▶ **STATED GOAL**
Go through the listing beneath this task and return every line that carries the string "Clean".

▶ **RECORDED DATA**
▬▬▬

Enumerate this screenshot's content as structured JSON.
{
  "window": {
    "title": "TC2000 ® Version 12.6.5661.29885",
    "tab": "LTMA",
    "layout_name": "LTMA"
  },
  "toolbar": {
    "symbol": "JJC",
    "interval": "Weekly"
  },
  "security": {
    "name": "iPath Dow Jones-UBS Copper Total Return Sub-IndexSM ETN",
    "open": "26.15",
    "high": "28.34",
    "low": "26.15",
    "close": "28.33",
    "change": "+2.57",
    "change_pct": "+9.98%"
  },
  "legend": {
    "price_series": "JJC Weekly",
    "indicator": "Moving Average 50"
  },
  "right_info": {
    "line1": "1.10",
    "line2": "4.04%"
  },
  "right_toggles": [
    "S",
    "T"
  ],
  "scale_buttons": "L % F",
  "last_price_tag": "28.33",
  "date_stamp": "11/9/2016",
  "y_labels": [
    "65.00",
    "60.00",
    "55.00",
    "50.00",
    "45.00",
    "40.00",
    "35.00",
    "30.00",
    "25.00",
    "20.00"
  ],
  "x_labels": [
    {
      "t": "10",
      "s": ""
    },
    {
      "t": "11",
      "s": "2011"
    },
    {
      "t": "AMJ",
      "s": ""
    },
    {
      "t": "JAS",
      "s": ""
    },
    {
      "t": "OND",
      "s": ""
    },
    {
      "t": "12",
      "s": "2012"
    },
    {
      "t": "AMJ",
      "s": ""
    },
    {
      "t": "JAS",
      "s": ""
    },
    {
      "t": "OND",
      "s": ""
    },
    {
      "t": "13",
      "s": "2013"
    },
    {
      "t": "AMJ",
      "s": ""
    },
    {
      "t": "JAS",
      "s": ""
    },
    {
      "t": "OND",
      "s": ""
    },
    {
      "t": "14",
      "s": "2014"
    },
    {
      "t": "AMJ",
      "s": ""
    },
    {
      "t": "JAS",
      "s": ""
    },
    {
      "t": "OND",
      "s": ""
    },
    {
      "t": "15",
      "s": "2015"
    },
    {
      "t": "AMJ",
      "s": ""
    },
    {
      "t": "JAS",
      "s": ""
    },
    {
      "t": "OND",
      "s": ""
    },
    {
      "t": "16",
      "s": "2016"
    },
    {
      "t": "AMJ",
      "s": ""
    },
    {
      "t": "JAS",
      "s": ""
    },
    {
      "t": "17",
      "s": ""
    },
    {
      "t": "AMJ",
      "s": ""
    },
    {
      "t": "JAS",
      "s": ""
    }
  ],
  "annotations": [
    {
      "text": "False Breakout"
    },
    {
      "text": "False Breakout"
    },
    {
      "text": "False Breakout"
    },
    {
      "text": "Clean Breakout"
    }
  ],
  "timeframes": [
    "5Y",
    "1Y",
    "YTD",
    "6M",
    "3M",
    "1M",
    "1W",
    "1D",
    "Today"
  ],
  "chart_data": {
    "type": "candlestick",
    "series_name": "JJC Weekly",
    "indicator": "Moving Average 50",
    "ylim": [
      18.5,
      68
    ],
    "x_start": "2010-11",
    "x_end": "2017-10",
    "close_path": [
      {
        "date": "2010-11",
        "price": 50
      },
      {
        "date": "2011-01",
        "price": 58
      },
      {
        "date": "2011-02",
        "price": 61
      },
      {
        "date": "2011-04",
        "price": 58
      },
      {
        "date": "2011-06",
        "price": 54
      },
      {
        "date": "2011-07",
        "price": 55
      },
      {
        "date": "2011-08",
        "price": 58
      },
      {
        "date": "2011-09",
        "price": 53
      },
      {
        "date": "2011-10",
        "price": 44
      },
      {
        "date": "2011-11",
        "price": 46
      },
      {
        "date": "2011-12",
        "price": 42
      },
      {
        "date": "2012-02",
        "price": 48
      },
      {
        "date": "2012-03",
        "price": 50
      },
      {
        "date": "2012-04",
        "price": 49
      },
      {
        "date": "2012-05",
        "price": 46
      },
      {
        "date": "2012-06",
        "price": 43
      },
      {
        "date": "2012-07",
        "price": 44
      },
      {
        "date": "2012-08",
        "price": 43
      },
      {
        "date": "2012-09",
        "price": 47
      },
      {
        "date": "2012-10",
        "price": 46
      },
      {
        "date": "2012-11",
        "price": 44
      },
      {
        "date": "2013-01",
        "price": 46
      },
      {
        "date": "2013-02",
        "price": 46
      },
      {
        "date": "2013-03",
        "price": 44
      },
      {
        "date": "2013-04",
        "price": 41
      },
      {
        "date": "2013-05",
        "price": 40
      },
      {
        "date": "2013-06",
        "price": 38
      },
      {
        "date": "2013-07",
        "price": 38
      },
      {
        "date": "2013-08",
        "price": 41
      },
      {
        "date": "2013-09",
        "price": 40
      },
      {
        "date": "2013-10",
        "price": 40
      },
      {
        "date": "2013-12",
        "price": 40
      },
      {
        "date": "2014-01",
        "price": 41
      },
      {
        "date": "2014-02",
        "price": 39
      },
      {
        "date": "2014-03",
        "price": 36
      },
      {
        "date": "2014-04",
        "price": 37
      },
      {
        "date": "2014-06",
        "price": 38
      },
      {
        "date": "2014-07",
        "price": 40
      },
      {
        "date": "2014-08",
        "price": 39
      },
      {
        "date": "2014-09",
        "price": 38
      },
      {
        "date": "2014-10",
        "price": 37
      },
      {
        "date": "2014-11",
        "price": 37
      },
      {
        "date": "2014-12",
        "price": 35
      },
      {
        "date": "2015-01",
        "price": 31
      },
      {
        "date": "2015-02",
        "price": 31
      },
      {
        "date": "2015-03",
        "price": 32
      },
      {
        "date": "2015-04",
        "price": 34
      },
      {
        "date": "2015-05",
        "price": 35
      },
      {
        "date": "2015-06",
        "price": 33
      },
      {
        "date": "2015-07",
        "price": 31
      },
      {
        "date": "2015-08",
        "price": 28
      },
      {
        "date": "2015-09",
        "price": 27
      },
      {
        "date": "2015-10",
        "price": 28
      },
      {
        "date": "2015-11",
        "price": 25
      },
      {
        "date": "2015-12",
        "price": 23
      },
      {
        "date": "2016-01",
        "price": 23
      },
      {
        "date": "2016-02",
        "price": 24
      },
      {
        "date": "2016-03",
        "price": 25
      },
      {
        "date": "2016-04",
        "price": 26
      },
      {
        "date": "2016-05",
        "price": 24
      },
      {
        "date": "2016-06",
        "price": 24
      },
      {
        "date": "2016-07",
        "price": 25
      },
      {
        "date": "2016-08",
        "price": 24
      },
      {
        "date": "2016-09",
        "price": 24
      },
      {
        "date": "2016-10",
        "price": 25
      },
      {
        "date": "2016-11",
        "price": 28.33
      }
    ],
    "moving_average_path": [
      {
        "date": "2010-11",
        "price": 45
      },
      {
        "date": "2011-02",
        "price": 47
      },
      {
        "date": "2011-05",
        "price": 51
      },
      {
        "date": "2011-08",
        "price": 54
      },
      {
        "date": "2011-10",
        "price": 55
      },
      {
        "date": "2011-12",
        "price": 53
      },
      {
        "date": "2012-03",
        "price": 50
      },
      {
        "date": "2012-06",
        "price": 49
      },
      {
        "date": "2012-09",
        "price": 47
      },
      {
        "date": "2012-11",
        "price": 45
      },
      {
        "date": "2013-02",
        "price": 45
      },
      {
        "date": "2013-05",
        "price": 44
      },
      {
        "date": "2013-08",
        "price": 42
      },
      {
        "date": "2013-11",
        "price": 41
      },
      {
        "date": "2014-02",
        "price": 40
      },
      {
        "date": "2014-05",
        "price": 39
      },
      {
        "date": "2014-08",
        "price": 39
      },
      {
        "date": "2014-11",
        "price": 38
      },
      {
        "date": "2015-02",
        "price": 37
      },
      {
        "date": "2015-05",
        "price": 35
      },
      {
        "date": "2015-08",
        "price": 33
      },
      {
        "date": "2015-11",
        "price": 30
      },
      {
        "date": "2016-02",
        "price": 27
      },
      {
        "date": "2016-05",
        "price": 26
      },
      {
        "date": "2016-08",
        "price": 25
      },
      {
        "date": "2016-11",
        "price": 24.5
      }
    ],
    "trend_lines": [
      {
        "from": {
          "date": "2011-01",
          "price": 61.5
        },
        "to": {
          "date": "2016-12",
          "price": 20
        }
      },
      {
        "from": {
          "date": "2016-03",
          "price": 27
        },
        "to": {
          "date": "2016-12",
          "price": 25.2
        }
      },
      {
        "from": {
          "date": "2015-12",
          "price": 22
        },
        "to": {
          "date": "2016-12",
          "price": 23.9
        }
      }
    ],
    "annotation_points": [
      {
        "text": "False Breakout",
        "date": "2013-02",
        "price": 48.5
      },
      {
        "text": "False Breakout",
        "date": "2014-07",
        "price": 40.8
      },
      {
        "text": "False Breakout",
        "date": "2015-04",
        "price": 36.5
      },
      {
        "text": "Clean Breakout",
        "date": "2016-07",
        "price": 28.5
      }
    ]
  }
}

▬▬▬

▶ **EXERCISE SOLUTION**
      "text": "Clean Breakout"
        "text": "Clean Breakout",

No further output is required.